*GIVEN INSTRUCTION:*
Repeat every one of the records below word for word, changing nothing.

═════ GIVEN DATA ═════

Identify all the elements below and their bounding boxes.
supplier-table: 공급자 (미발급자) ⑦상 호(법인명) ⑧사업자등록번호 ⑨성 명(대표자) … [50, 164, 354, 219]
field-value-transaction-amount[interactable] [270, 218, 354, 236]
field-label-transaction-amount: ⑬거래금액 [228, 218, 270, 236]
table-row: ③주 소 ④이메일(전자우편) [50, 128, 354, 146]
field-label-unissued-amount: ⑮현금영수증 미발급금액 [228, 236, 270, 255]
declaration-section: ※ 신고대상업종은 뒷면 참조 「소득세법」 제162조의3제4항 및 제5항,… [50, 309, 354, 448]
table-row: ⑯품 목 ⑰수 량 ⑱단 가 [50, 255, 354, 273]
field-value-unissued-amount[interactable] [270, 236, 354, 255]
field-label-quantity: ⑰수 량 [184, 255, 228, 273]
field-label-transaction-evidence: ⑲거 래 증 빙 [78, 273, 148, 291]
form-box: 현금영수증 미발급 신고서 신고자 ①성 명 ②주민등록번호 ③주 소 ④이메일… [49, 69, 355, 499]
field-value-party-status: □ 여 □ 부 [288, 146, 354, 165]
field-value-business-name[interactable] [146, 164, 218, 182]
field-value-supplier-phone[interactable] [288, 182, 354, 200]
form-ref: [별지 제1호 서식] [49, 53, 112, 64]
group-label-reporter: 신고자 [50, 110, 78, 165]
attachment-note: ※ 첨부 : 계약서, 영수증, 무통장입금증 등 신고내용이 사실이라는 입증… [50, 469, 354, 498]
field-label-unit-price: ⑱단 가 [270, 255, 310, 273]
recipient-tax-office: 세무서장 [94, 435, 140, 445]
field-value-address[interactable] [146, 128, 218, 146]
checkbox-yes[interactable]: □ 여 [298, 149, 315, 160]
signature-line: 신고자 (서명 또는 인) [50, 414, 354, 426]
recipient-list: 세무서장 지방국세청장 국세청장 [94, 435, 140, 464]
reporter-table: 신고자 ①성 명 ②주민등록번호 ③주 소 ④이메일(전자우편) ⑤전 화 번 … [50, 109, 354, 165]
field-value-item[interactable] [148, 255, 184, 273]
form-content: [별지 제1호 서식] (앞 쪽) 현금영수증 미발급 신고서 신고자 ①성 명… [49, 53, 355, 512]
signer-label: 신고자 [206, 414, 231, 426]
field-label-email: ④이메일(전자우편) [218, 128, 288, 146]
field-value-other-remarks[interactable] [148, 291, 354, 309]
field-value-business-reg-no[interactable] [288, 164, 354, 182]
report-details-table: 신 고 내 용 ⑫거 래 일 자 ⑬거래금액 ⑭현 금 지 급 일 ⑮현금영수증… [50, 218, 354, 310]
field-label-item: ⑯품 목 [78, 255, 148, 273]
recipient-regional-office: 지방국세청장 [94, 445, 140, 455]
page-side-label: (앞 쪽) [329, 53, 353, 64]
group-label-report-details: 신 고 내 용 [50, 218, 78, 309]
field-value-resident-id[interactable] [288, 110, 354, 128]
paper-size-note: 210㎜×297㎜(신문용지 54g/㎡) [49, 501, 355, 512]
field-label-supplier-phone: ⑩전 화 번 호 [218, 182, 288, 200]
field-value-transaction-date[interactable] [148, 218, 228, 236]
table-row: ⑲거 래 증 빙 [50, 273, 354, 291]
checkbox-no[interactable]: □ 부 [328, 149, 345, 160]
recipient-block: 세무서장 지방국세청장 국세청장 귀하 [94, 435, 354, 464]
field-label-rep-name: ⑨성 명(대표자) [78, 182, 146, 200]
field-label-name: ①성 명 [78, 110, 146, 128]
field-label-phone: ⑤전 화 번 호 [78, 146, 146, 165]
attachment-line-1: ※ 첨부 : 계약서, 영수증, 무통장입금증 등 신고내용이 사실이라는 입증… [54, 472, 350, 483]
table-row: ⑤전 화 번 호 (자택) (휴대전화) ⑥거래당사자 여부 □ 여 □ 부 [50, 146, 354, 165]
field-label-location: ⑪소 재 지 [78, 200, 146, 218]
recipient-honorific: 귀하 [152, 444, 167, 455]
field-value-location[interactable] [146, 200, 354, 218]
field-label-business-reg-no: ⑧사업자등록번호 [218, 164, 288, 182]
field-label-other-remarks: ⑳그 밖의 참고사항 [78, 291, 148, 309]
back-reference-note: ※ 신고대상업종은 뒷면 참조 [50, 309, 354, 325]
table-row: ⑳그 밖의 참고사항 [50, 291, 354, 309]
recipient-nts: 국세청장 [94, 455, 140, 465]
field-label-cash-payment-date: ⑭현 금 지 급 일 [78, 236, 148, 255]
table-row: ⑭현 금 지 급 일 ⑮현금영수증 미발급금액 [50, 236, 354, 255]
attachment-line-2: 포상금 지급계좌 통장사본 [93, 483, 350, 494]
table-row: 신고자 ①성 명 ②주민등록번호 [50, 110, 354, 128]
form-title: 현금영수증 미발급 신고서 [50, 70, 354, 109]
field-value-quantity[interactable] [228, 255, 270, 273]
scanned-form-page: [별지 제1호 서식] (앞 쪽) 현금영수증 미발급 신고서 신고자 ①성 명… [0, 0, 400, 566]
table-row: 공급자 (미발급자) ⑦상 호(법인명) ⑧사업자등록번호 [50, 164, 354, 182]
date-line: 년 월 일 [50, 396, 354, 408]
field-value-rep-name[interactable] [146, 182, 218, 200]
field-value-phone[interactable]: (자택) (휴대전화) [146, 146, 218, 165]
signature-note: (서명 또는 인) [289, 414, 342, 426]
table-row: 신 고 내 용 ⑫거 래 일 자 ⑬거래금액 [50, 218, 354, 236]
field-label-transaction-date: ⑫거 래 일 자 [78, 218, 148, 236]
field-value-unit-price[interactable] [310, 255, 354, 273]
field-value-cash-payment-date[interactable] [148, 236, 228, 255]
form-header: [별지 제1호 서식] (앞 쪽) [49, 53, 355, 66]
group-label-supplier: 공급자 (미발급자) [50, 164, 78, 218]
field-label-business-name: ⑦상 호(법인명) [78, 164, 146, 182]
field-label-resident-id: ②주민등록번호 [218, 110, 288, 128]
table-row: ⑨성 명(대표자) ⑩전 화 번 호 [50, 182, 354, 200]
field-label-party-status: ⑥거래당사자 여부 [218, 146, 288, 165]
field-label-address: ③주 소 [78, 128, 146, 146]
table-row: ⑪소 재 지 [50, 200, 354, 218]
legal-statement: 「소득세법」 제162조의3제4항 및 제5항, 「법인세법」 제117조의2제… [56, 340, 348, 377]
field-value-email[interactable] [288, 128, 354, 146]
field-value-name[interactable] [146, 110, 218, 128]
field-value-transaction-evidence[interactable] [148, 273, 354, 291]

═════

*WORKED ANSWER:*
Identify all the elements below and their bounding boxes.
supplier-table: 공급자 (미발급자) ⑦상 호(법인명) ⑧사업자등록번호 ⑨성 명(대표자) … [50, 164, 354, 219]
field-value-transaction-amount[interactable] [270, 218, 354, 236]
field-label-transaction-amount: ⑬거래금액 [228, 218, 270, 236]
table-row: ③주 소 ④이메일(전자우편) [50, 128, 354, 146]
field-label-unissued-amount: ⑮현금영수증 미발급금액 [228, 236, 270, 255]
declaration-section: ※ 신고대상업종은 뒷면 참조 「소득세법」 제162조의3제4항 및 제5항,… [50, 309, 354, 448]
table-row: ⑯품 목 ⑰수 량 ⑱단 가 [50, 255, 354, 273]
field-value-unissued-amount[interactable] [270, 236, 354, 255]
field-label-quantity: ⑰수 량 [184, 255, 228, 273]
field-label-transaction-evidence: ⑲거 래 증 빙 [78, 273, 148, 291]
form-box: 현금영수증 미발급 신고서 신고자 ①성 명 ②주민등록번호 ③주 소 ④이메일… [49, 69, 355, 499]
field-value-party-status: □ 여 □ 부 [288, 146, 354, 165]
field-value-business-name[interactable] [146, 164, 218, 182]
field-value-supplier-phone[interactable] [288, 182, 354, 200]
form-ref: [별지 제1호 서식] [49, 53, 112, 64]
group-label-reporter: 신고자 [50, 110, 78, 165]
attachment-note: ※ 첨부 : 계약서, 영수증, 무통장입금증 등 신고내용이 사실이라는 입증… [50, 469, 354, 498]
field-label-unit-price: ⑱단 가 [270, 255, 310, 273]
recipient-tax-office: 세무서장 [94, 435, 140, 445]
field-value-address[interactable] [146, 128, 218, 146]
checkbox-yes[interactable]: □ 여 [298, 149, 315, 160]
signature-line: 신고자 (서명 또는 인) [50, 414, 354, 426]
recipient-list: 세무서장 지방국세청장 국세청장 [94, 435, 140, 464]
reporter-table: 신고자 ①성 명 ②주민등록번호 ③주 소 ④이메일(전자우편) ⑤전 화 번 … [50, 109, 354, 165]
field-value-item[interactable] [148, 255, 184, 273]
form-content: [별지 제1호 서식] (앞 쪽) 현금영수증 미발급 신고서 신고자 ①성 명… [49, 53, 355, 512]
signer-label: 신고자 [206, 414, 231, 426]
field-label-email: ④이메일(전자우편) [218, 128, 288, 146]
field-value-other-remarks[interactable] [148, 291, 354, 309]
field-value-business-reg-no[interactable] [288, 164, 354, 182]
report-details-table: 신 고 내 용 ⑫거 래 일 자 ⑬거래금액 ⑭현 금 지 급 일 ⑮현금영수증… [50, 218, 354, 310]
field-label-item: ⑯품 목 [78, 255, 148, 273]
recipient-regional-office: 지방국세청장 [94, 445, 140, 455]
page-side-label: (앞 쪽) [329, 53, 353, 64]
group-label-report-details: 신 고 내 용 [50, 218, 78, 309]
field-value-resident-id[interactable] [288, 110, 354, 128]
paper-size-note: 210㎜×297㎜(신문용지 54g/㎡) [49, 501, 355, 512]
field-label-supplier-phone: ⑩전 화 번 호 [218, 182, 288, 200]
field-value-transaction-date[interactable] [148, 218, 228, 236]
table-row: ⑲거 래 증 빙 [50, 273, 354, 291]
checkbox-no[interactable]: □ 부 [328, 149, 345, 160]
recipient-block: 세무서장 지방국세청장 국세청장 귀하 [94, 435, 354, 464]
field-label-rep-name: ⑨성 명(대표자) [78, 182, 146, 200]
field-label-name: ①성 명 [78, 110, 146, 128]
field-label-phone: ⑤전 화 번 호 [78, 146, 146, 165]
attachment-line-1: ※ 첨부 : 계약서, 영수증, 무통장입금증 등 신고내용이 사실이라는 입증… [54, 472, 350, 483]
table-row: ⑤전 화 번 호 (자택) (휴대전화) ⑥거래당사자 여부 □ 여 □ 부 [50, 146, 354, 165]
field-label-location: ⑪소 재 지 [78, 200, 146, 218]
recipient-honorific: 귀하 [152, 444, 167, 455]
field-value-location[interactable] [146, 200, 354, 218]
field-label-business-reg-no: ⑧사업자등록번호 [218, 164, 288, 182]
field-label-other-remarks: ⑳그 밖의 참고사항 [78, 291, 148, 309]
back-reference-note: ※ 신고대상업종은 뒷면 참조 [50, 309, 354, 325]
table-row: ⑳그 밖의 참고사항 [50, 291, 354, 309]
recipient-nts: 국세청장 [94, 455, 140, 465]
field-label-cash-payment-date: ⑭현 금 지 급 일 [78, 236, 148, 255]
table-row: ⑭현 금 지 급 일 ⑮현금영수증 미발급금액 [50, 236, 354, 255]
attachment-line-2: 포상금 지급계좌 통장사본 [93, 483, 350, 494]
table-row: 신고자 ①성 명 ②주민등록번호 [50, 110, 354, 128]
form-title: 현금영수증 미발급 신고서 [50, 70, 354, 109]
field-value-quantity[interactable] [228, 255, 270, 273]
scanned-form-page: [별지 제1호 서식] (앞 쪽) 현금영수증 미발급 신고서 신고자 ①성 명… [0, 0, 400, 566]
table-row: 공급자 (미발급자) ⑦상 호(법인명) ⑧사업자등록번호 [50, 164, 354, 182]
date-line: 년 월 일 [50, 396, 354, 408]
field-value-rep-name[interactable] [146, 182, 218, 200]
field-value-phone[interactable]: (자택) (휴대전화) [146, 146, 218, 165]
signature-note: (서명 또는 인) [289, 414, 342, 426]
table-row: 신 고 내 용 ⑫거 래 일 자 ⑬거래금액 [50, 218, 354, 236]
field-label-transaction-date: ⑫거 래 일 자 [78, 218, 148, 236]
field-value-unit-price[interactable] [310, 255, 354, 273]
field-value-cash-payment-date[interactable] [148, 236, 228, 255]
form-header: [별지 제1호 서식] (앞 쪽) [49, 53, 355, 66]
group-label-supplier: 공급자 (미발급자) [50, 164, 78, 218]
field-label-business-name: ⑦상 호(법인명) [78, 164, 146, 182]
field-label-resident-id: ②주민등록번호 [218, 110, 288, 128]
table-row: ⑨성 명(대표자) ⑩전 화 번 호 [50, 182, 354, 200]
field-label-party-status: ⑥거래당사자 여부 [218, 146, 288, 165]
field-label-address: ③주 소 [78, 128, 146, 146]
table-row: ⑪소 재 지 [50, 200, 354, 218]
legal-statement: 「소득세법」 제162조의3제4항 및 제5항, 「법인세법」 제117조의2제… [56, 340, 348, 377]
field-value-email[interactable] [288, 128, 354, 146]
field-value-name[interactable] [146, 110, 218, 128]
field-value-transaction-evidence[interactable] [148, 273, 354, 291]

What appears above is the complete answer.